── TASK DATA
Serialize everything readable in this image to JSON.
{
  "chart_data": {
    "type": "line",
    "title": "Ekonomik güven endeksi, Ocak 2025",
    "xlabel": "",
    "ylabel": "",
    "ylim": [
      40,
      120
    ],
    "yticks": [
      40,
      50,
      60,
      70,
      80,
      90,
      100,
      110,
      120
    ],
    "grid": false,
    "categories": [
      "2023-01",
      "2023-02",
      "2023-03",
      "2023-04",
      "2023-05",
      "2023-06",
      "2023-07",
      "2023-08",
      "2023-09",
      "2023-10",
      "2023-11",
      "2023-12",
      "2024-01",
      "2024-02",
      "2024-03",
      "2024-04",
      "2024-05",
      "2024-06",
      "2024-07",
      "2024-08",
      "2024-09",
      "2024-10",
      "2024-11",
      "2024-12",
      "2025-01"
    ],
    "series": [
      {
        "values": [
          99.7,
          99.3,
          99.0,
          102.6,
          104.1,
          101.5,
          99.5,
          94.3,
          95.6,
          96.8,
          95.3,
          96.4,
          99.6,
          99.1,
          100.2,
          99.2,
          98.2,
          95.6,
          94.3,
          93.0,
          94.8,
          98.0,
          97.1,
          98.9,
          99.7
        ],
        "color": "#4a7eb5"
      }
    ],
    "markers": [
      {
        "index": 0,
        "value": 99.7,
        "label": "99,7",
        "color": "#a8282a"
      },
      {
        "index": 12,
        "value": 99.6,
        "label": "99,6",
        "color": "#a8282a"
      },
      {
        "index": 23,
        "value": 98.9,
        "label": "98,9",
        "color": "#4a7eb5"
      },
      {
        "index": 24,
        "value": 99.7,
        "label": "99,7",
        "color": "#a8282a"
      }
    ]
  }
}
────
INSTRUCTION:
Every entry needs to be retyped exactly.

EXERCISE OUTPUT:
Serialize everything readable in this image to JSON.
{
  "chart_data": {
    "type": "line",
    "title": "Ekonomik güven endeksi, Ocak 2025",
    "xlabel": "",
    "ylabel": "",
    "ylim": [
      40,
      120
    ],
    "yticks": [
      40,
      50,
      60,
      70,
      80,
      90,
      100,
      110,
      120
    ],
    "grid": false,
    "categories": [
      "2023-01",
      "2023-02",
      "2023-03",
      "2023-04",
      "2023-05",
      "2023-06",
      "2023-07",
      "2023-08",
      "2023-09",
      "2023-10",
      "2023-11",
      "2023-12",
      "2024-01",
      "2024-02",
      "2024-03",
      "2024-04",
      "2024-05",
      "2024-06",
      "2024-07",
      "2024-08",
      "2024-09",
      "2024-10",
      "2024-11",
      "2024-12",
      "2025-01"
    ],
    "series": [
      {
        "values": [
          99.7,
          99.3,
          99.0,
          102.6,
          104.1,
          101.5,
          99.5,
          94.3,
          95.6,
          96.8,
          95.3,
          96.4,
          99.6,
          99.1,
          100.2,
          99.2,
          98.2,
          95.6,
          94.3,
          93.0,
          94.8,
          98.0,
          97.1,
          98.9,
          99.7
        ],
        "color": "#4a7eb5"
      }
    ],
    "markers": [
      {
        "index": 0,
        "value": 99.7,
        "label": "99,7",
        "color": "#a8282a"
      },
      {
        "index": 12,
        "value": 99.6,
        "label": "99,6",
        "color": "#a8282a"
      },
      {
        "index": 23,
        "value": 98.9,
        "label": "98,9",
        "color": "#4a7eb5"
      },
      {
        "index": 24,
        "value": 99.7,
        "label": "99,7",
        "color": "#a8282a"
      }
    ]
  }
}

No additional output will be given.